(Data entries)
++++++++++++++++++++

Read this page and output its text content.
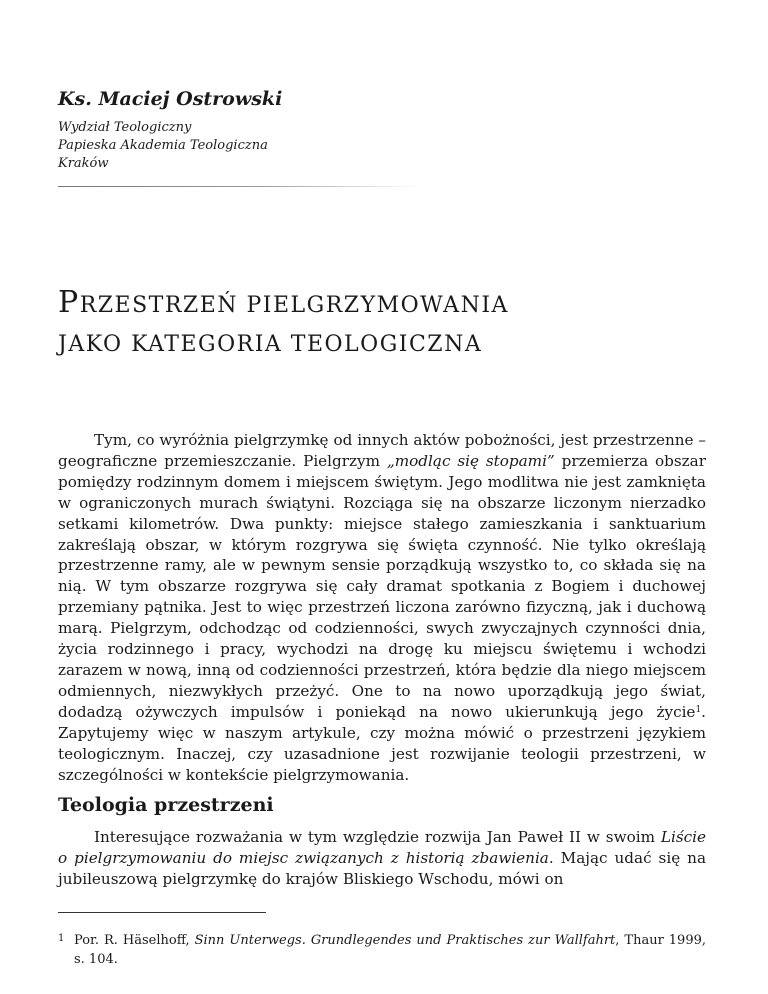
Ks. Maciej Ostrowski
Wydział Teologiczny
Papieska Akademia Teologiczna
Kraków
PRZESTRZEŃ PIELGRZYMOWANIA
JAKO KATEGORIA TEOLOGICZNA

Tym, co wyróżnia pielgrzymkę od innych aktów pobożności, jest przestrzenne – geograficzne przemieszczanie. Pielgrzym „modląc się stopami” przemierza obszar pomiędzy rodzinnym domem i miejscem świętym. Jego modlitwa nie jest zamknięta w ograniczonych murach świątyni. Rozciąga się na obszarze liczonym nierzadko setkami kilometrów. Dwa punkty: miejsce stałego zamieszkania i sanktuarium zakreślają obszar, w którym rozgrywa się święta czynność. Nie tylko określają przestrzenne ramy, ale w pewnym sensie porządkują wszystko to, co składa się na nią. W tym obszarze rozgrywa się cały dramat spotkania z Bogiem i duchowej przemiany pątnika. Jest to więc przestrzeń liczona zarówno fizyczną, jak i duchową marą. Pielgrzym, odchodząc od codzienności, swych zwyczajnych czynności dnia, życia rodzinnego i pracy, wychodzi na drogę ku miejscu świętemu i wchodzi zarazem w nową, inną od codzienności przestrzeń, która będzie dla niego miejscem odmiennych, niezwykłych przeżyć. One to na nowo uporządkują jego świat, dodadzą ożywczych impulsów i poniekąd na nowo ukierunkują jego życie$^1$. Zapytujemy więc w naszym artykule, czy można mówić o przestrzeni językiem teologicznym. Inaczej, czy uzasadnione jest rozwijanie teologii przestrzeni, w szczególności w kontekście pielgrzymowania.

Teologia przestrzeni

Interesujące rozważania w tym względzie rozwija Jan Paweł II w swoim Liście o pielgrzymowaniu do miejsc związanych z historią zbawienia. Mając udać się na jubileuszową pielgrzymkę do krajów Bliskiego Wschodu, mówi on

1 Por. R. Häselhoff, Sinn Unterwegs. Grundlegendes und Praktisches zur Wallfahrt, Thaur 1999, s. 104.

++++++++++++++++++++

(PROBLEM REQUIREMENTS)
Repeat the records above exactly, leaving out the pictures.

(EXERCISE ANSWER)
Read this page and output its text content.
Ks. Maciej Ostrowski
Wydział Teologiczny
Papieska Akademia Teologiczna
Kraków
PRZESTRZEŃ PIELGRZYMOWANIA
JAKO KATEGORIA TEOLOGICZNA

Tym, co wyróżnia pielgrzymkę od innych aktów pobożności, jest przestrzenne – geograficzne przemieszczanie. Pielgrzym „modląc się stopami” przemierza obszar pomiędzy rodzinnym domem i miejscem świętym. Jego modlitwa nie jest zamknięta w ograniczonych murach świątyni. Rozciąga się na obszarze liczonym nierzadko setkami kilometrów. Dwa punkty: miejsce stałego zamieszkania i sanktuarium zakreślają obszar, w którym rozgrywa się święta czynność. Nie tylko określają przestrzenne ramy, ale w pewnym sensie porządkują wszystko to, co składa się na nią. W tym obszarze rozgrywa się cały dramat spotkania z Bogiem i duchowej przemiany pątnika. Jest to więc przestrzeń liczona zarówno fizyczną, jak i duchową marą. Pielgrzym, odchodząc od codzienności, swych zwyczajnych czynności dnia, życia rodzinnego i pracy, wychodzi na drogę ku miejscu świętemu i wchodzi zarazem w nową, inną od codzienności przestrzeń, która będzie dla niego miejscem odmiennych, niezwykłych przeżyć. One to na nowo uporządkują jego świat, dodadzą ożywczych impulsów i poniekąd na nowo ukierunkują jego życie$^1$. Zapytujemy więc w naszym artykule, czy można mówić o przestrzeni językiem teologicznym. Inaczej, czy uzasadnione jest rozwijanie teologii przestrzeni, w szczególności w kontekście pielgrzymowania.

Teologia przestrzeni

Interesujące rozważania w tym względzie rozwija Jan Paweł II w swoim Liście o pielgrzymowaniu do miejsc związanych z historią zbawienia. Mając udać się na jubileuszową pielgrzymkę do krajów Bliskiego Wschodu, mówi on

1 Por. R. Häselhoff, Sinn Unterwegs. Grundlegendes und Praktisches zur Wallfahrt, Thaur 1999, s. 104.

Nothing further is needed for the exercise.